> _DATASET RECORDS_

+===+

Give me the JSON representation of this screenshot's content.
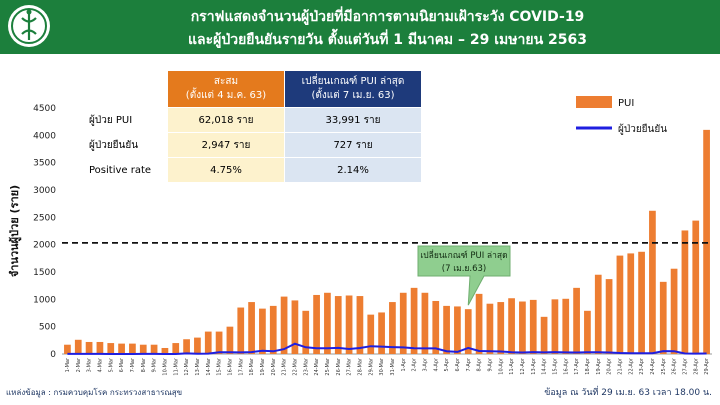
{
  "header": {
    "title_line1": "กราฟแสดงจำนวนผู้ป่วยที่มีอาการตามนิยามเฝ้าระวัง COVID-19",
    "title_line2": "และผู้ป่วยยืนยันรายวัน ตั้งแต่วันที่ 1 มีนาคม – 29 เมษายน 2563",
    "logo_icon": "moph-logo-icon"
  },
  "stats_table": {
    "col1_header_line1": "สะสม",
    "col1_header_line2": "(ตั้งแต่ 4 ม.ค. 63)",
    "col2_header_line1": "เปลี่ยนเกณฑ์ PUI ล่าสุด",
    "col2_header_line2": "(ตั้งแต่ 7 เม.ย. 63)",
    "rows": [
      {
        "label": "ผู้ป่วย PUI",
        "col1": "62,018 ราย",
        "col2": "33,991 ราย"
      },
      {
        "label": "ผู้ป่วยยืนยัน",
        "col1": "2,947  ราย",
        "col2": "727 ราย"
      },
      {
        "label": "Positive rate",
        "col1": "4.75%",
        "col2": "2.14%"
      }
    ]
  },
  "colors": {
    "header_bg": "#1c7f3c",
    "pui_bar": "#ed7d31",
    "confirmed_line": "#1f1fe0",
    "table_head_left": "#e47a1d",
    "table_head_right": "#1e3a7b",
    "callout": "#8fce8f"
  },
  "chart_data": {
    "type": "bar",
    "ylabel": "จำนวนผู้ป่วย (ราย)",
    "ylim": [
      0,
      4500
    ],
    "yticks": [
      0,
      500,
      1000,
      1500,
      2000,
      2500,
      3000,
      3500,
      4000,
      4500
    ],
    "reference_line": 2033,
    "legend_position": "top-right",
    "categories": [
      "1-Mar",
      "2-Mar",
      "3-Mar",
      "4-Mar",
      "5-Mar",
      "6-Mar",
      "7-Mar",
      "8-Mar",
      "9-Mar",
      "10-Mar",
      "11-Mar",
      "12-Mar",
      "13-Mar",
      "14-Mar",
      "15-Mar",
      "16-Mar",
      "17-Mar",
      "18-Mar",
      "19-Mar",
      "20-Mar",
      "21-Mar",
      "22-Mar",
      "23-Mar",
      "24-Mar",
      "25-Mar",
      "26-Mar",
      "27-Mar",
      "28-Mar",
      "29-Mar",
      "30-Mar",
      "31-Mar",
      "1-Apr",
      "2-Apr",
      "3-Apr",
      "4-Apr",
      "5-Apr",
      "6-Apr",
      "7-Apr",
      "8-Apr",
      "9-Apr",
      "10-Apr",
      "11-Apr",
      "12-Apr",
      "13-Apr",
      "14-Apr",
      "15-Apr",
      "16-Apr",
      "17-Apr",
      "18-Apr",
      "19-Apr",
      "20-Apr",
      "21-Apr",
      "22-Apr",
      "23-Apr",
      "24-Apr",
      "25-Apr",
      "26-Apr",
      "27-Apr",
      "28-Apr",
      "29-Apr"
    ],
    "series": [
      {
        "name": "PUI",
        "type": "bar",
        "values": [
          170,
          260,
          220,
          220,
          200,
          190,
          190,
          170,
          170,
          110,
          200,
          270,
          300,
          410,
          410,
          500,
          850,
          950,
          830,
          880,
          1050,
          980,
          790,
          1080,
          1120,
          1060,
          1070,
          1060,
          720,
          760,
          950,
          1120,
          1210,
          1120,
          970,
          880,
          870,
          820,
          1100,
          920,
          950,
          1020,
          960,
          990,
          680,
          1000,
          1010,
          1210,
          790,
          1450,
          1370,
          1800,
          1840,
          1870,
          2620,
          1320,
          1560,
          2260,
          2440,
          4100
        ]
      },
      {
        "name": "ผู้ป่วยยืนยัน",
        "type": "line",
        "values": [
          1,
          1,
          1,
          2,
          0,
          0,
          0,
          1,
          1,
          0,
          0,
          11,
          5,
          7,
          32,
          33,
          30,
          35,
          60,
          50,
          89,
          188,
          122,
          106,
          107,
          111,
          91,
          109,
          143,
          136,
          127,
          120,
          104,
          103,
          102,
          51,
          38,
          111,
          54,
          50,
          45,
          33,
          28,
          34,
          30,
          34,
          29,
          28,
          33,
          32,
          27,
          19,
          15,
          13,
          15,
          53,
          51,
          9,
          7,
          9
        ]
      }
    ],
    "annotation": {
      "line1": "เปลี่ยนเกณฑ์ PUI ล่าสุด",
      "line2": "(7 เม.ย.63)",
      "category": "7-Apr"
    }
  },
  "footer": {
    "source": "แหล่งข้อมูล : กรมควบคุมโรค กระทรวงสาธารณสุข",
    "timestamp": "ข้อมูล ณ วันที่  29 เม.ย. 63 เวลา 18.00 น."
  }
}
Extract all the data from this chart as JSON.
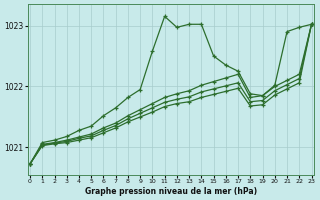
{
  "title": "Graphe pression niveau de la mer (hPa)",
  "background_color": "#c8eaea",
  "grid_color": "#a8cccc",
  "line_color": "#2d6e2d",
  "xlim_min": -0.2,
  "xlim_max": 23.2,
  "ylim_min": 1020.55,
  "ylim_max": 1023.35,
  "yticks": [
    1021,
    1022,
    1023
  ],
  "xticks": [
    0,
    1,
    2,
    3,
    4,
    5,
    6,
    7,
    8,
    9,
    10,
    11,
    12,
    13,
    14,
    15,
    16,
    17,
    18,
    19,
    20,
    21,
    22,
    23
  ],
  "line1_y": [
    1020.73,
    1021.08,
    1021.12,
    1021.18,
    1021.28,
    1021.35,
    1021.52,
    1021.65,
    1021.82,
    1021.95,
    1022.58,
    1023.15,
    1022.97,
    1023.02,
    1023.02,
    1022.5,
    1022.35,
    1022.25,
    1021.88,
    1021.85,
    1022.02,
    1022.9,
    1022.97,
    1023.02
  ],
  "line2_y": [
    1020.73,
    1021.05,
    1021.08,
    1021.12,
    1021.17,
    1021.22,
    1021.32,
    1021.4,
    1021.52,
    1021.62,
    1021.72,
    1021.82,
    1021.88,
    1021.93,
    1022.02,
    1022.08,
    1022.14,
    1022.2,
    1021.82,
    1021.85,
    1022.0,
    1022.1,
    1022.2,
    1023.02
  ],
  "line3_y": [
    1020.73,
    1021.04,
    1021.07,
    1021.1,
    1021.15,
    1021.19,
    1021.28,
    1021.36,
    1021.47,
    1021.56,
    1021.65,
    1021.74,
    1021.79,
    1021.83,
    1021.91,
    1021.96,
    1022.01,
    1022.06,
    1021.75,
    1021.77,
    1021.93,
    1022.03,
    1022.13,
    1023.02
  ],
  "line4_y": [
    1020.73,
    1021.03,
    1021.06,
    1021.08,
    1021.12,
    1021.16,
    1021.24,
    1021.32,
    1021.42,
    1021.5,
    1021.58,
    1021.67,
    1021.72,
    1021.75,
    1021.82,
    1021.87,
    1021.92,
    1021.97,
    1021.68,
    1021.7,
    1021.86,
    1021.96,
    1022.06,
    1023.02
  ]
}
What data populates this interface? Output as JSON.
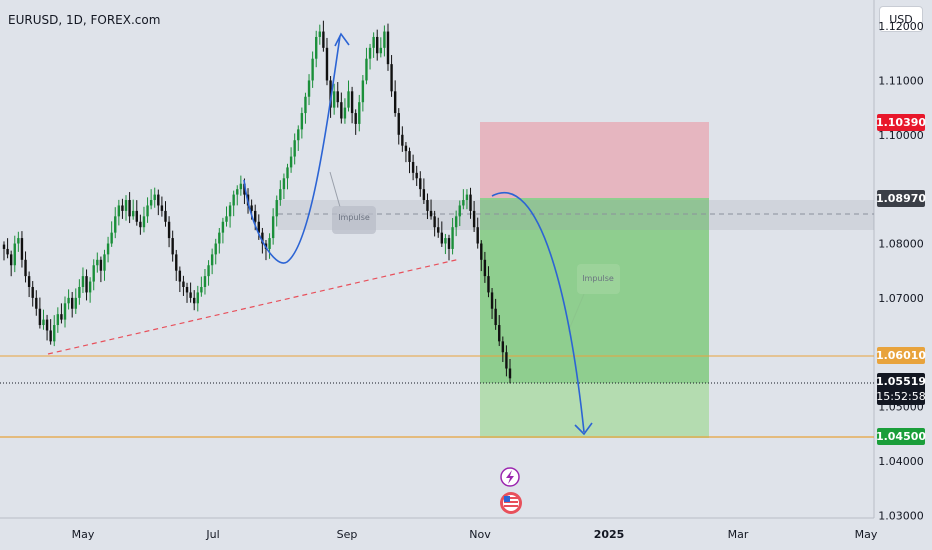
{
  "header": {
    "symbol": "EURUSD, 1D, FOREX.com",
    "currency": "USD"
  },
  "colors": {
    "background": "#dfe3ea",
    "up_candle": "#1b8f3a",
    "down_candle": "#111111",
    "stop_zone": "#e6b6c0",
    "target_zone": "#8fce8f",
    "target_zone_light": "#b4dcb0",
    "level_line": "#e8a33c",
    "arrow": "#2c64d4",
    "trendline": "#e8505b",
    "stop_label": "#e8172b",
    "entry_label": "#3b3f47",
    "level_label": "#e8a33c",
    "target_label": "#1a9e3a",
    "current_label": "#131722"
  },
  "chart_data": {
    "type": "candlestick",
    "title": "EURUSD, 1D, FOREX.com",
    "ylim": [
      1.0295,
      1.1248
    ],
    "x_ticks": [
      "May",
      "Jul",
      "Sep",
      "Nov",
      "2025",
      "Mar",
      "May"
    ],
    "y_ticks": [
      "1.03000",
      "1.04000",
      "1.05000",
      "1.07000",
      "1.08000",
      "1.10000",
      "1.11000",
      "1.12000"
    ],
    "y_tick_values": [
      1.03,
      1.04,
      1.05,
      1.07,
      1.08,
      1.1,
      1.11,
      1.12
    ],
    "candles_close": [
      1.079,
      1.078,
      1.076,
      1.08,
      1.081,
      1.077,
      1.074,
      1.072,
      1.07,
      1.068,
      1.065,
      1.066,
      1.064,
      1.062,
      1.065,
      1.067,
      1.066,
      1.069,
      1.07,
      1.068,
      1.07,
      1.072,
      1.074,
      1.071,
      1.073,
      1.076,
      1.077,
      1.075,
      1.078,
      1.08,
      1.082,
      1.085,
      1.087,
      1.086,
      1.088,
      1.085,
      1.086,
      1.084,
      1.083,
      1.085,
      1.087,
      1.088,
      1.089,
      1.087,
      1.086,
      1.084,
      1.081,
      1.078,
      1.075,
      1.073,
      1.072,
      1.071,
      1.07,
      1.069,
      1.071,
      1.072,
      1.074,
      1.076,
      1.078,
      1.08,
      1.082,
      1.084,
      1.085,
      1.087,
      1.089,
      1.09,
      1.091,
      1.089,
      1.087,
      1.086,
      1.084,
      1.082,
      1.08,
      1.079,
      1.081,
      1.085,
      1.088,
      1.09,
      1.092,
      1.094,
      1.096,
      1.099,
      1.101,
      1.104,
      1.107,
      1.11,
      1.114,
      1.118,
      1.119,
      1.116,
      1.11,
      1.105,
      1.108,
      1.106,
      1.103,
      1.105,
      1.108,
      1.104,
      1.102,
      1.106,
      1.11,
      1.114,
      1.116,
      1.118,
      1.115,
      1.116,
      1.119,
      1.113,
      1.108,
      1.104,
      1.1,
      1.098,
      1.097,
      1.095,
      1.093,
      1.092,
      1.09,
      1.088,
      1.086,
      1.085,
      1.083,
      1.082,
      1.08,
      1.081,
      1.079,
      1.083,
      1.085,
      1.087,
      1.088,
      1.089,
      1.086,
      1.083,
      1.08,
      1.077,
      1.074,
      1.071,
      1.068,
      1.065,
      1.062,
      1.06,
      1.057,
      1.0552
    ],
    "trade": {
      "stop_loss": 1.1039,
      "entry": 1.0897,
      "take_profit": 1.045,
      "current_price": 1.05519
    },
    "levels": [
      1.0601,
      1.045
    ],
    "price_labels": [
      {
        "text": "1.10390",
        "kind": "stop"
      },
      {
        "text": "1.08970",
        "kind": "entry"
      },
      {
        "text": "1.06010",
        "kind": "level"
      },
      {
        "text": "1.05519",
        "kind": "current"
      },
      {
        "text": "15:52:58",
        "kind": "countdown"
      },
      {
        "text": "1.04500",
        "kind": "target"
      }
    ],
    "annotations": [
      "Impulse",
      "Impulse"
    ]
  }
}
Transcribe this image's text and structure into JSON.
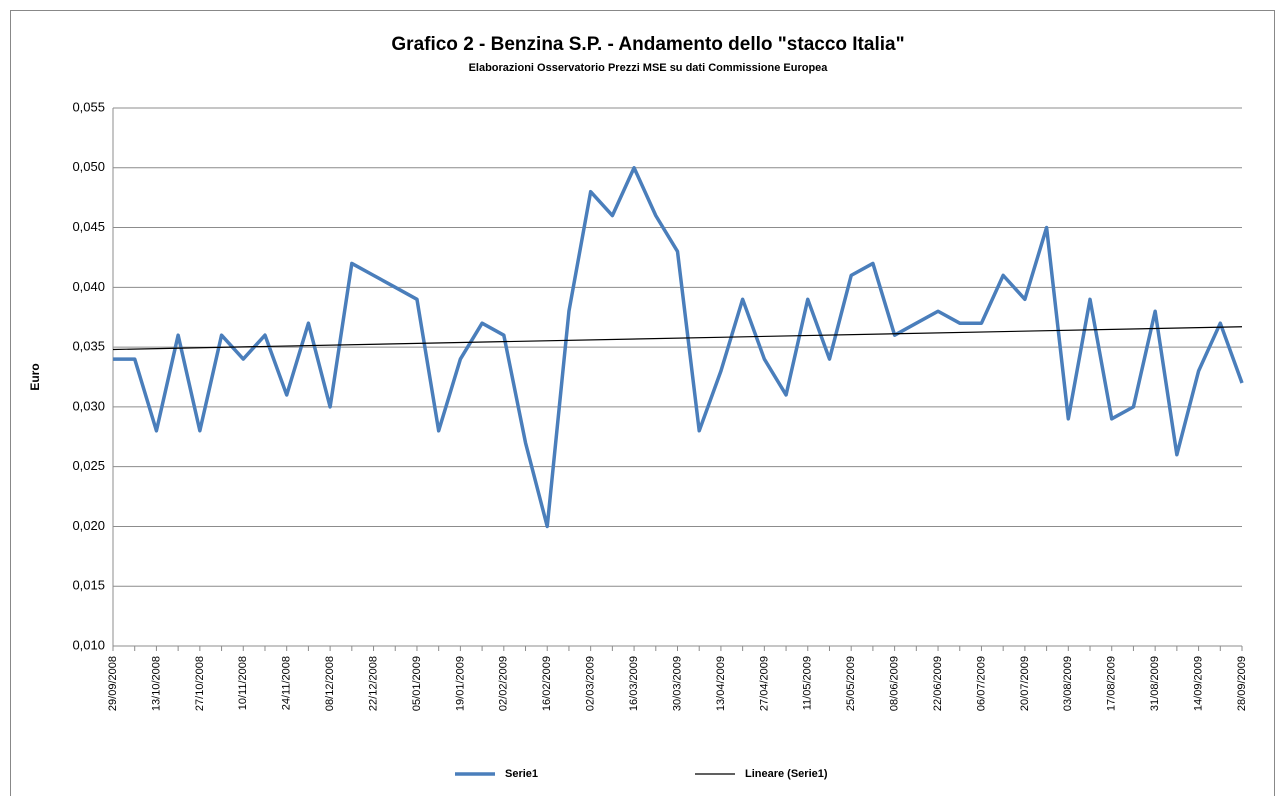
{
  "chart_data": {
    "type": "line",
    "title": "Grafico 2 - Benzina S.P. - Andamento dello \"stacco Italia\"",
    "subtitle": "Elaborazioni Osservatorio Prezzi MSE su dati Commissione Europea",
    "y_label": "Euro",
    "categories": [
      "29/09/2008",
      null,
      "13/10/2008",
      null,
      "27/10/2008",
      null,
      "10/11/2008",
      null,
      "24/11/2008",
      null,
      "08/12/2008",
      null,
      "22/12/2008",
      null,
      "05/01/2009",
      null,
      "19/01/2009",
      null,
      "02/02/2009",
      null,
      "16/02/2009",
      null,
      "02/03/2009",
      null,
      "16/03/2009",
      null,
      "30/03/2009",
      null,
      "13/04/2009",
      null,
      "27/04/2009",
      null,
      "11/05/2009",
      null,
      "25/05/2009",
      null,
      "08/06/2009",
      null,
      "22/06/2009",
      null,
      "06/07/2009",
      null,
      "20/07/2009",
      null,
      "03/08/2009",
      null,
      "17/08/2009",
      null,
      "31/08/2009",
      null,
      "14/09/2009",
      null,
      "28/09/2009"
    ],
    "series": [
      {
        "name": "Serie1",
        "color": "#4a7ebb",
        "values": [
          0.034,
          0.034,
          0.028,
          0.036,
          0.028,
          0.036,
          0.034,
          0.036,
          0.031,
          0.037,
          0.03,
          0.042,
          0.041,
          0.04,
          0.039,
          0.028,
          0.034,
          0.037,
          0.036,
          0.027,
          0.02,
          0.038,
          0.048,
          0.046,
          0.05,
          0.046,
          0.043,
          0.028,
          0.033,
          0.039,
          0.034,
          0.031,
          0.039,
          0.034,
          0.041,
          0.042,
          0.036,
          0.037,
          0.038,
          0.037,
          0.037,
          0.041,
          0.039,
          0.045,
          0.029,
          0.039,
          0.029,
          0.03,
          0.038,
          0.026,
          0.033,
          0.037,
          0.032
        ]
      }
    ],
    "trendline": {
      "name": "Lineare (Serie1)",
      "color": "#000000",
      "values": [
        0.0348,
        0.0367
      ]
    },
    "ylim": [
      0.01,
      0.055
    ],
    "yticks": [
      {
        "value": 0.01,
        "label": "0,010"
      },
      {
        "value": 0.015,
        "label": "0,015"
      },
      {
        "value": 0.02,
        "label": "0,020"
      },
      {
        "value": 0.025,
        "label": "0,025"
      },
      {
        "value": 0.03,
        "label": "0,030"
      },
      {
        "value": 0.035,
        "label": "0,035"
      },
      {
        "value": 0.04,
        "label": "0,040"
      },
      {
        "value": 0.045,
        "label": "0,045"
      },
      {
        "value": 0.05,
        "label": "0,050"
      },
      {
        "value": 0.055,
        "label": "0,055"
      }
    ],
    "grid": true,
    "legend": "bottom"
  }
}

+===+

> _WHAT IS REQUIRED_
Search the preceding listing for "type" and extract every line where it is found.

> _EXERCISE ANSWER_
    "type": "bar",
        "type": "bar",
        "type": "line",
    "type": "candlestick",
    "type": "line",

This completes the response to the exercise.